### Task requirements
Repeat the lines that follow, leaving nothing out.
[Begin]
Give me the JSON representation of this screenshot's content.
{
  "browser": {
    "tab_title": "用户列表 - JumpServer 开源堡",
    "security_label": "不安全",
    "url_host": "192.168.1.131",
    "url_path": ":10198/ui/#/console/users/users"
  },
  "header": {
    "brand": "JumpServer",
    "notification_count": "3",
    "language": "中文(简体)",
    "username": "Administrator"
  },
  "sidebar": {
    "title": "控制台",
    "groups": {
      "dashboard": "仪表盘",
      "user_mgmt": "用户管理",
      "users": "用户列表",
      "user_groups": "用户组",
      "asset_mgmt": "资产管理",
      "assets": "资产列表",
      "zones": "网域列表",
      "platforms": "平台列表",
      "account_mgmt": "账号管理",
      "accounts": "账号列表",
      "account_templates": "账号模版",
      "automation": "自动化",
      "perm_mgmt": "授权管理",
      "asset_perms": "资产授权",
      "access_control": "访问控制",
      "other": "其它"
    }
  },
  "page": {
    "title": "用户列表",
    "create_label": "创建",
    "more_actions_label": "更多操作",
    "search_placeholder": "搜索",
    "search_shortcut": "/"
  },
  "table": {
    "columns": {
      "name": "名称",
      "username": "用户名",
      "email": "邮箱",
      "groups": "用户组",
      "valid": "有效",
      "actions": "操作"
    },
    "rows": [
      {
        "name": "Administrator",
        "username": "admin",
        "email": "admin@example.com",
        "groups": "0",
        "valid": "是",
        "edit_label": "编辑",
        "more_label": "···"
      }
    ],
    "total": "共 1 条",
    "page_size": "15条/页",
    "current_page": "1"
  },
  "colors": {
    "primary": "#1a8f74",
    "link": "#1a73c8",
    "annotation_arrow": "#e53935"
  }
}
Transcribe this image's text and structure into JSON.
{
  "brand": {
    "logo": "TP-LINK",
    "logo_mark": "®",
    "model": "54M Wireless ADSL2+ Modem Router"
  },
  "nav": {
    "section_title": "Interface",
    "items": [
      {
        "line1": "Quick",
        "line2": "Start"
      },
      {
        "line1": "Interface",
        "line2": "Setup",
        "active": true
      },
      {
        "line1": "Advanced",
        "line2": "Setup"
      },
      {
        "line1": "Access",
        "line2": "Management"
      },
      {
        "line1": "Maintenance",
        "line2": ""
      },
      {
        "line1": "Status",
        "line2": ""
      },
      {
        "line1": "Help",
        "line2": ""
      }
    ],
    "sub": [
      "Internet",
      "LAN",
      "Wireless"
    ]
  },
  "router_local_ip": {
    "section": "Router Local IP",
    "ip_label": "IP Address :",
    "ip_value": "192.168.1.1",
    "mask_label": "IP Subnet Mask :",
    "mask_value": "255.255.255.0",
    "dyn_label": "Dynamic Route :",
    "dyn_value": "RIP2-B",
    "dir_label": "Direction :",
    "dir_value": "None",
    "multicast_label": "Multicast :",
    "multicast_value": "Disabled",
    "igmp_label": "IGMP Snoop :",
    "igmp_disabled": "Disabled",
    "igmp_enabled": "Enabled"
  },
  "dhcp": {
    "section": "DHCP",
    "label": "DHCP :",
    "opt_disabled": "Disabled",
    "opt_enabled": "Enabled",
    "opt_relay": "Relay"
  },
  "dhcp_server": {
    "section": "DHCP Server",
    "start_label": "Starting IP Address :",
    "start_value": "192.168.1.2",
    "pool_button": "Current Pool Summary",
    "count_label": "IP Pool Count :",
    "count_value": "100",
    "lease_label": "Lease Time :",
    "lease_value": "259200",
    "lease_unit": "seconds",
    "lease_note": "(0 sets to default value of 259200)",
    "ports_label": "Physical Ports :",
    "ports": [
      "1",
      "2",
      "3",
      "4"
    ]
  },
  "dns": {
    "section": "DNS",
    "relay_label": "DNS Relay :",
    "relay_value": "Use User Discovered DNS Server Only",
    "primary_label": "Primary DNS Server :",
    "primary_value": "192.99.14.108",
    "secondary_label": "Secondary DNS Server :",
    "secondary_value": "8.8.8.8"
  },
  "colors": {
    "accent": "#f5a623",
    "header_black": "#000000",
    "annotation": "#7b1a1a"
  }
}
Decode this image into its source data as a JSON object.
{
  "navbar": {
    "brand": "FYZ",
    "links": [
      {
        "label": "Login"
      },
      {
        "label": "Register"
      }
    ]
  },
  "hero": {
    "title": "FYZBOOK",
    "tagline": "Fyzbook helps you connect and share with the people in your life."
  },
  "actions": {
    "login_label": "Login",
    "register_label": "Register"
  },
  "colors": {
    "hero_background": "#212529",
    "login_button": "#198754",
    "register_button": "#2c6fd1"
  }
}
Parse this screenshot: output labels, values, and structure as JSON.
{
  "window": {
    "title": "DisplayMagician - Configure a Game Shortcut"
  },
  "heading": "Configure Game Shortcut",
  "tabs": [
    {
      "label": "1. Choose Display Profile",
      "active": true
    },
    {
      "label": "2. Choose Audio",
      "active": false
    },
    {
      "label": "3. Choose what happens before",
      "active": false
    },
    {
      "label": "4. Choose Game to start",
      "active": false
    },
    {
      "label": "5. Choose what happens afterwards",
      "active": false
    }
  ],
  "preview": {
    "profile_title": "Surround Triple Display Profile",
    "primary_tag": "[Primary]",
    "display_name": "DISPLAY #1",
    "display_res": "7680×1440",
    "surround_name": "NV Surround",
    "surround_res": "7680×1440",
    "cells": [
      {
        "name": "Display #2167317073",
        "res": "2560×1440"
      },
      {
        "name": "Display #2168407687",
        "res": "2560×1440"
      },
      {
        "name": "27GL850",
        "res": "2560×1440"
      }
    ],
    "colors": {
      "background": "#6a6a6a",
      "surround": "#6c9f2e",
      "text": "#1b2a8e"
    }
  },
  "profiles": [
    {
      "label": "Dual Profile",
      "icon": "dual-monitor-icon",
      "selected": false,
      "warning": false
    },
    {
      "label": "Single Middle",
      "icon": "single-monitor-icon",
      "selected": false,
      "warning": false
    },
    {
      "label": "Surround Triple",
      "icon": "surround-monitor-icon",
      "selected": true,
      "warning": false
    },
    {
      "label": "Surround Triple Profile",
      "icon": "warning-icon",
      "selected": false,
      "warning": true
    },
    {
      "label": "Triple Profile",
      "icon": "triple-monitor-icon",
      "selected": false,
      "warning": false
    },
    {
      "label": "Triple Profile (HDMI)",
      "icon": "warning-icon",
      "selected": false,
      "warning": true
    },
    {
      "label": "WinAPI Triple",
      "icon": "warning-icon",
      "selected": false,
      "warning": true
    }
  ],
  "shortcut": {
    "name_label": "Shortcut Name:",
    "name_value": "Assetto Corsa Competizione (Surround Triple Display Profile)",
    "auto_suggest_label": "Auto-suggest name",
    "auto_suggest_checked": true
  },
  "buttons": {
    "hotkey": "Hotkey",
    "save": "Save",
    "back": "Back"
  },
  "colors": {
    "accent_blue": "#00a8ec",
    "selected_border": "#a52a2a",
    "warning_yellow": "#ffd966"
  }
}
[End]
### Final result
Give me the JSON representation of this screenshot's content.
{
  "browser": {
    "tab_title": "用户列表 - JumpServer 开源堡",
    "security_label": "不安全",
    "url_host": "192.168.1.131",
    "url_path": ":10198/ui/#/console/users/users"
  },
  "header": {
    "brand": "JumpServer",
    "notification_count": "3",
    "language": "中文(简体)",
    "username": "Administrator"
  },
  "sidebar": {
    "title": "控制台",
    "groups": {
      "dashboard": "仪表盘",
      "user_mgmt": "用户管理",
      "users": "用户列表",
      "user_groups": "用户组",
      "asset_mgmt": "资产管理",
      "assets": "资产列表",
      "zones": "网域列表",
      "platforms": "平台列表",
      "account_mgmt": "账号管理",
      "accounts": "账号列表",
      "account_templates": "账号模版",
      "automation": "自动化",
      "perm_mgmt": "授权管理",
      "asset_perms": "资产授权",
      "access_control": "访问控制",
      "other": "其它"
    }
  },
  "page": {
    "title": "用户列表",
    "create_label": "创建",
    "more_actions_label": "更多操作",
    "search_placeholder": "搜索",
    "search_shortcut": "/"
  },
  "table": {
    "columns": {
      "name": "名称",
      "username": "用户名",
      "email": "邮箱",
      "groups": "用户组",
      "valid": "有效",
      "actions": "操作"
    },
    "rows": [
      {
        "name": "Administrator",
        "username": "admin",
        "email": "admin@example.com",
        "groups": "0",
        "valid": "是",
        "edit_label": "编辑",
        "more_label": "···"
      }
    ],
    "total": "共 1 条",
    "page_size": "15条/页",
    "current_page": "1"
  },
  "colors": {
    "primary": "#1a8f74",
    "link": "#1a73c8",
    "annotation_arrow": "#e53935"
  }
}
Transcribe this image's text and structure into JSON.
{
  "brand": {
    "logo": "TP-LINK",
    "logo_mark": "®",
    "model": "54M Wireless ADSL2+ Modem Router"
  },
  "nav": {
    "section_title": "Interface",
    "items": [
      {
        "line1": "Quick",
        "line2": "Start"
      },
      {
        "line1": "Interface",
        "line2": "Setup",
        "active": true
      },
      {
        "line1": "Advanced",
        "line2": "Setup"
      },
      {
        "line1": "Access",
        "line2": "Management"
      },
      {
        "line1": "Maintenance",
        "line2": ""
      },
      {
        "line1": "Status",
        "line2": ""
      },
      {
        "line1": "Help",
        "line2": ""
      }
    ],
    "sub": [
      "Internet",
      "LAN",
      "Wireless"
    ]
  },
  "router_local_ip": {
    "section": "Router Local IP",
    "ip_label": "IP Address :",
    "ip_value": "192.168.1.1",
    "mask_label": "IP Subnet Mask :",
    "mask_value": "255.255.255.0",
    "dyn_label": "Dynamic Route :",
    "dyn_value": "RIP2-B",
    "dir_label": "Direction :",
    "dir_value": "None",
    "multicast_label": "Multicast :",
    "multicast_value": "Disabled",
    "igmp_label": "IGMP Snoop :",
    "igmp_disabled": "Disabled",
    "igmp_enabled": "Enabled"
  },
  "dhcp": {
    "section": "DHCP",
    "label": "DHCP :",
    "opt_disabled": "Disabled",
    "opt_enabled": "Enabled",
    "opt_relay": "Relay"
  },
  "dhcp_server": {
    "section": "DHCP Server",
    "start_label": "Starting IP Address :",
    "start_value": "192.168.1.2",
    "pool_button": "Current Pool Summary",
    "count_label": "IP Pool Count :",
    "count_value": "100",
    "lease_label": "Lease Time :",
    "lease_value": "259200",
    "lease_unit": "seconds",
    "lease_note": "(0 sets to default value of 259200)",
    "ports_label": "Physical Ports :",
    "ports": [
      "1",
      "2",
      "3",
      "4"
    ]
  },
  "dns": {
    "section": "DNS",
    "relay_label": "DNS Relay :",
    "relay_value": "Use User Discovered DNS Server Only",
    "primary_label": "Primary DNS Server :",
    "primary_value": "192.99.14.108",
    "secondary_label": "Secondary DNS Server :",
    "secondary_value": "8.8.8.8"
  },
  "colors": {
    "accent": "#f5a623",
    "header_black": "#000000",
    "annotation": "#7b1a1a"
  }
}
Decode this image into its source data as a JSON object.
{
  "navbar": {
    "brand": "FYZ",
    "links": [
      {
        "label": "Login"
      },
      {
        "label": "Register"
      }
    ]
  },
  "hero": {
    "title": "FYZBOOK",
    "tagline": "Fyzbook helps you connect and share with the people in your life."
  },
  "actions": {
    "login_label": "Login",
    "register_label": "Register"
  },
  "colors": {
    "hero_background": "#212529",
    "login_button": "#198754",
    "register_button": "#2c6fd1"
  }
}
Parse this screenshot: output labels, values, and structure as JSON.
{
  "window": {
    "title": "DisplayMagician - Configure a Game Shortcut"
  },
  "heading": "Configure Game Shortcut",
  "tabs": [
    {
      "label": "1. Choose Display Profile",
      "active": true
    },
    {
      "label": "2. Choose Audio",
      "active": false
    },
    {
      "label": "3. Choose what happens before",
      "active": false
    },
    {
      "label": "4. Choose Game to start",
      "active": false
    },
    {
      "label": "5. Choose what happens afterwards",
      "active": false
    }
  ],
  "preview": {
    "profile_title": "Surround Triple Display Profile",
    "primary_tag": "[Primary]",
    "display_name": "DISPLAY #1",
    "display_res": "7680×1440",
    "surround_name": "NV Surround",
    "surround_res": "7680×1440",
    "cells": [
      {
        "name": "Display #2167317073",
        "res": "2560×1440"
      },
      {
        "name": "Display #2168407687",
        "res": "2560×1440"
      },
      {
        "name": "27GL850",
        "res": "2560×1440"
      }
    ],
    "colors": {
      "background": "#6a6a6a",
      "surround": "#6c9f2e",
      "text": "#1b2a8e"
    }
  },
  "profiles": [
    {
      "label": "Dual Profile",
      "icon": "dual-monitor-icon",
      "selected": false,
      "warning": false
    },
    {
      "label": "Single Middle",
      "icon": "single-monitor-icon",
      "selected": false,
      "warning": false
    },
    {
      "label": "Surround Triple",
      "icon": "surround-monitor-icon",
      "selected": true,
      "warning": false
    },
    {
      "label": "Surround Triple Profile",
      "icon": "warning-icon",
      "selected": false,
      "warning": true
    },
    {
      "label": "Triple Profile",
      "icon": "triple-monitor-icon",
      "selected": false,
      "warning": false
    },
    {
      "label": "Triple Profile (HDMI)",
      "icon": "warning-icon",
      "selected": false,
      "warning": true
    },
    {
      "label": "WinAPI Triple",
      "icon": "warning-icon",
      "selected": false,
      "warning": true
    }
  ],
  "shortcut": {
    "name_label": "Shortcut Name:",
    "name_value": "Assetto Corsa Competizione (Surround Triple Display Profile)",
    "auto_suggest_label": "Auto-suggest name",
    "auto_suggest_checked": true
  },
  "buttons": {
    "hotkey": "Hotkey",
    "save": "Save",
    "back": "Back"
  },
  "colors": {
    "accent_blue": "#00a8ec",
    "selected_border": "#a52a2a",
    "warning_yellow": "#ffd966"
  }
}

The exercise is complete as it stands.